◆ Текстовый фрагмент
◇ ◇ ◇ ◇ ◇
По сообщению «Нового летописца», царь пытался собрать их для защиты Москвы, «они же не поидоша»[645]. Однако можно отметить одно важное исключение. Бежавший из русского плена шляхтич сообщил гетману Жолкевскому, что служилые люди действительно разошлись по своим уездам, кроме «стрельцов смольнян», возвратившихся в Москву[646]. Смольняне вернулись в Москву, потому что им больше некуда было ехать. Теперь из них состояла значительная часть войска, находившегося в Москве. От их позиции зависела теперь в очень сильной степени судьба царя Василия, а смена настроений в их среде после битвы под Клушином не обещала ему ничего хорошего.

Первые шаги к тому, чтобы побудить русских людей в Москве к выступлению против Василия Шуйского, были предприняты гетманом Жолкевским сразу после капитуляции корпуса Валуева-Елецкого под Царевым Займищем. Как сообщалось в письме И. М. Салтыкова Сигизмунду III, один из предводителей сдавшихся смольнян, Лаврентий Андреевич Корсаков, послал в Москву своего сына «к смольнянам, которые ушли с князем Дмитрием Шуйским», чтобы «они вам, господарям, служили»[647]. Сын Л. А. Корсакова — молодой, не обладавший каким-либо авторитетом человек, был лишь одним из членов посланной в Москву делегации, а во главе ее был поставлен один из представителей верхушки смоленского дворянства — Федор Шушерин[648]. С ними в Москву были отправлены тексты соглашения, заключенного гетманом с воеводами под Царевым Займищем, и письма, адресованные «самому Шуйскому и боярам и миру», скрепленные подписями как бывших тушинцев во главе с И. М. Салтыковым, так и ратных людей, находившихся в остроге под Царевым Займищем[649].
◇ ◇ ◇ ◇ ◇
◆ Фрагменты материала
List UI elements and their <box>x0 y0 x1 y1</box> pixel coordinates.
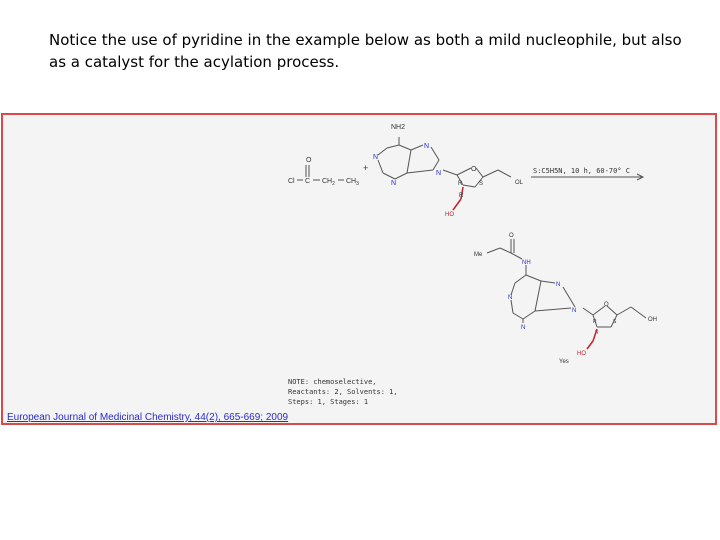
product-yes-label: Yes <box>559 359 569 365</box>
purine-n7: N <box>424 143 430 150</box>
product-n1: N <box>508 295 513 301</box>
citation-link[interactable]: European Journal of Medicinal Chemistry, 44(2), 665-669; 2009 <box>7 412 289 423</box>
product-stereo-r-2: R <box>595 330 599 336</box>
product-terminal-oh: OH <box>648 317 657 323</box>
product-ring-oxygen: O <box>604 302 609 308</box>
reagent-oxygen: O <box>306 157 312 164</box>
product-hydroxyl: HO <box>577 351 586 357</box>
intro-text: Notice the use of pyridine in the example below as both a mild nucleophile, but also as a catalyst for the acylation process. <box>49 31 682 71</box>
product-stereo-r-1: R <box>593 319 597 325</box>
reaction-scheme-panel <box>1 113 717 425</box>
stereo-s-1: S <box>479 181 484 187</box>
product-n9: N <box>572 308 577 314</box>
purine-n9: N <box>436 170 442 177</box>
ring-oxygen: O <box>471 166 477 173</box>
product-carbonyl-oxygen: O <box>509 233 514 239</box>
methyl-label: Me <box>474 252 483 258</box>
notes-line-2: Reactants: 2, Solvents: 1, <box>288 388 398 396</box>
product-n7: N <box>556 282 561 288</box>
reagent-ch3: $CH_3$ <box>346 178 359 187</box>
plus-sign: + <box>363 163 369 173</box>
stereo-r-2: R <box>459 193 464 199</box>
product-n3: N <box>521 325 526 331</box>
reagent-carbonyl-carbon: C <box>305 178 311 185</box>
amine-label: NH2 <box>391 124 406 131</box>
stereo-r-1: R <box>458 181 463 187</box>
hydroxyl-label-reactant: HO <box>445 212 454 218</box>
reaction-conditions: S:C5H5N, 10 h, 60-70° C <box>533 167 630 175</box>
amide-nh: NH <box>522 260 531 266</box>
product-stereo-s: S <box>613 319 617 325</box>
purine-n3: N <box>391 180 397 187</box>
notes-line-1: NOTE: chemoselective, <box>288 378 377 386</box>
notes-line-3: Steps: 1, Stages: 1 <box>288 398 369 406</box>
reagent-chlorine: Cl <box>288 178 295 185</box>
terminal-hydroxyl-reactant: OL <box>515 180 524 186</box>
purine-n1: N <box>373 154 379 161</box>
reaction-scheme <box>3 115 715 423</box>
reagent-ch2: $CH_2$ <box>322 178 335 187</box>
◇ ◇ ◇ ◇ ◇
Переведите на английский язык предложение из текстового фрагмента: «Смольняне вернулись в Москву, потому что им больше некуда было ехать».

◆ Решение задачи
The Smolensk men returned to Moscow because they had nowhere else to go.